Oops...belated Ramadan Kareem


How can I forget to wish everyone a Ramadan Kareem. Sorry for being two weeks late, but internet is really slow around here.

The Samaritan Village

When I was told we were going to visit the Samaritans, I couldn't help but shiver with excitement. A few years ago, someone told me a spell was put on me by a Samaritan, the masters of spells. Being an Arab, I believed it, that's why I was shivering, and I was curious to know at what this group of people, which, one out of their small group of 750 had "put a spell on me", was all about. Prior to my visit, I met a young Samaritan girl. Her cat like hazel eyes instilled my pre-conceived fears even more, and until my visit, I did not sleep properly.
We got on the bus and up the mountain in Nablus. After a few arguments with Israeli Occupation Forces (IOF) followed by persistent reasoning with said forces by members of the Samaritan community, we were allowed through. My visit to Mount Gerizim changed every idea I had of this community. The Samaritans (hence Judea and Samaria) live on top of Mount Gerizim in Nablus (right beside Mounib El-Masri's house). They are a small group - 350 live on this mountain and 400 in a locality near Tel Aviv. They speak Arabic, resemble each other (in-breeding to keep the Samaritan faith alive), attend the university in Nablus, and call themselves "Nabulsies."
Samaritans celebrating passover
Unfortunately, many people inside and outside of Palestine are un-informed about the faith and/or and do not understand it. I don't blame them. The discourse often presents only Judaism, and the Samaritans are silenced. One has to personally seek out the information for themselves. The Samaritans have various differences between them and followers of Judaism, mainly the location of the original holy place: the Samaritans regard Mount Gerizim as the chosen location for the temple, rather than Jerusalem's Temple Mount. It is considered to be the location where Abraham was commanded to sacrifice his son Isaac.
Zarb, cooked underground for a few hours
...and the final delicious product

After a little history courtesy of our guide, we were shown our meal in its final underground stage (zarb). We explored the mountain, met members of the community and then headed towards the dining hall to find the tables filled with plates of zarb, hummus and bread and members of the Samaritan community joining us for dinner.

Thursday 12 August 2010

Hebron


My first visit to Hebron was in 2002 and back then I thought that after Gaza, this was the saddest place on earth. After experiencing Hebron again, I think it's safe to say that, in my opinion, this place is sadder than Gaza. Gazans are indeed under siege and live inhumane conditions, but the situation in the Khalil (Hebron) is unique, and has to be seen to be believed.


Checkpoint
The red mark represents "by military order"

Many Palestinians and visitors to the West Bank do not visit this historical old city located in the South (historical "Judea"). Hebron is the burial site of prophet Abraham, Sarah, prophet Isaac, Rebecca, prophet Jacob and Leah, making it holy to Muslims, Christians and Jews alike.

The first checkpoint to enter Al-Ibrahimi mosque
Prophet Ibrahim's burial site
The IDF does not allow repairs on certain heritage buildings so when they crumble, they occupy them and use them as a base.

(Layout records)

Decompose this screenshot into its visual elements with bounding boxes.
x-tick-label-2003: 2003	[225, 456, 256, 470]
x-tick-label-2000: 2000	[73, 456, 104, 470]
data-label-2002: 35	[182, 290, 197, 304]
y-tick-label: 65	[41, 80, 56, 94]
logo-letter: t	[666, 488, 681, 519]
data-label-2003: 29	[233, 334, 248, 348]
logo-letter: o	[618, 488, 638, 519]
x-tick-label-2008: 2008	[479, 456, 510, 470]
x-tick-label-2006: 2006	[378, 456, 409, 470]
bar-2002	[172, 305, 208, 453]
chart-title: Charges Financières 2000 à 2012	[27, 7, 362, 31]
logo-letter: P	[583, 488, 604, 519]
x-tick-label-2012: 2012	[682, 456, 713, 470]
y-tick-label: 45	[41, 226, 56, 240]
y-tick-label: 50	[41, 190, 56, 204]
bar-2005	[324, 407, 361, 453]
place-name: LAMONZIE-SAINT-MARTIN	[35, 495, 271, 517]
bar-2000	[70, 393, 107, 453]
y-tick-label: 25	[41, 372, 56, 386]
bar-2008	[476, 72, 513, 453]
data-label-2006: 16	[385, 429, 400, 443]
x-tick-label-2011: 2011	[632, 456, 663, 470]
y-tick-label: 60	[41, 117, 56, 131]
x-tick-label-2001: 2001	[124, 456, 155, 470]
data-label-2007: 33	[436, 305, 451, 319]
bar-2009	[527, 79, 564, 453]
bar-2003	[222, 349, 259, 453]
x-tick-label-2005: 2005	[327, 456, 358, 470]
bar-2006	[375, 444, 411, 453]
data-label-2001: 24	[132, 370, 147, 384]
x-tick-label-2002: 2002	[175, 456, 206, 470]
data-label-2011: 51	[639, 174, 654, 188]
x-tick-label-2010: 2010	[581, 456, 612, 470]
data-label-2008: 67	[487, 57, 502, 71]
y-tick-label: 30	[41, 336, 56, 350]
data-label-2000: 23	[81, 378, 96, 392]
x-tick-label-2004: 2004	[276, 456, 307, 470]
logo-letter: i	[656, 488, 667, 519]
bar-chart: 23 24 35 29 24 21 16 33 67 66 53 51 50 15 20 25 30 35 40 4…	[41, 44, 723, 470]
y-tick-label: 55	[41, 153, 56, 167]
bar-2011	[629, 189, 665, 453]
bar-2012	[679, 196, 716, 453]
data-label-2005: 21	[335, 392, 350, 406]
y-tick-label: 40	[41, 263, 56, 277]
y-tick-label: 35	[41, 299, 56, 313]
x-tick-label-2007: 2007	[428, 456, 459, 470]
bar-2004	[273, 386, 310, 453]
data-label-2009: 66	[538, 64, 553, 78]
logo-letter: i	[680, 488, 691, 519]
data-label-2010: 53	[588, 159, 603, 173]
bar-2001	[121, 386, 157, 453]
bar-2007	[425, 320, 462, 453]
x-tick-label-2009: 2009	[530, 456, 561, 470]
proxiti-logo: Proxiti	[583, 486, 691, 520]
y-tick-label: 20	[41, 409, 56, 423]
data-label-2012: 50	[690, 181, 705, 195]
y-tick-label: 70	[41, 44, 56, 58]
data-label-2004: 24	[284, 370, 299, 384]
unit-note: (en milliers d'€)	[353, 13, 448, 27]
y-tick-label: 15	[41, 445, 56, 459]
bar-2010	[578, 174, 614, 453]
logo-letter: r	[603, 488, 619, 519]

▸ PARTS OF THE EXERCISE:
A – Why, according to the travel post, is Hebron holy to Muslims, Christians and Jews alike?
B – Rewrite the layout rows from the first row through the row containing "456, 713, 470]", inclusive, as a JSON list of strings with one string per row.

▸ EXERCISE SOLUTIONS:
A – Hebron is the burial site of the prophet Abraham, Sarah, the prophet Isaac, Rebecca, the prophet Jacob and Leah.

B –
[
  "Decompose this screenshot into its visual elements with bounding boxes.",
  "x-tick-label-2003: 2003\t[225, 456, 256, 470]",
  "x-tick-label-2000: 2000\t[73, 456, 104, 470]",
  "data-label-2002: 35\t[182, 290, 197, 304]",
  "y-tick-label: 65\t[41, 80, 56, 94]",
  "logo-letter: t\t[666, 488, 681, 519]",
  "data-label-2003: 29\t[233, 334, 248, 348]",
  "logo-letter: o\t[618, 488, 638, 519]",
  "x-tick-label-2008: 2008\t[479, 456, 510, 470]",
  "x-tick-label-2006: 2006\t[378, 456, 409, 470]",
  "bar-2002\t[172, 305, 208, 453]",
  "chart-title: Charges Financières 2000 à 2012\t[27, 7, 362, 31]",
  "logo-letter: P\t[583, 488, 604, 519]",
  "x-tick-label-2012: 2012\t[682, 456, 713, 470]"
]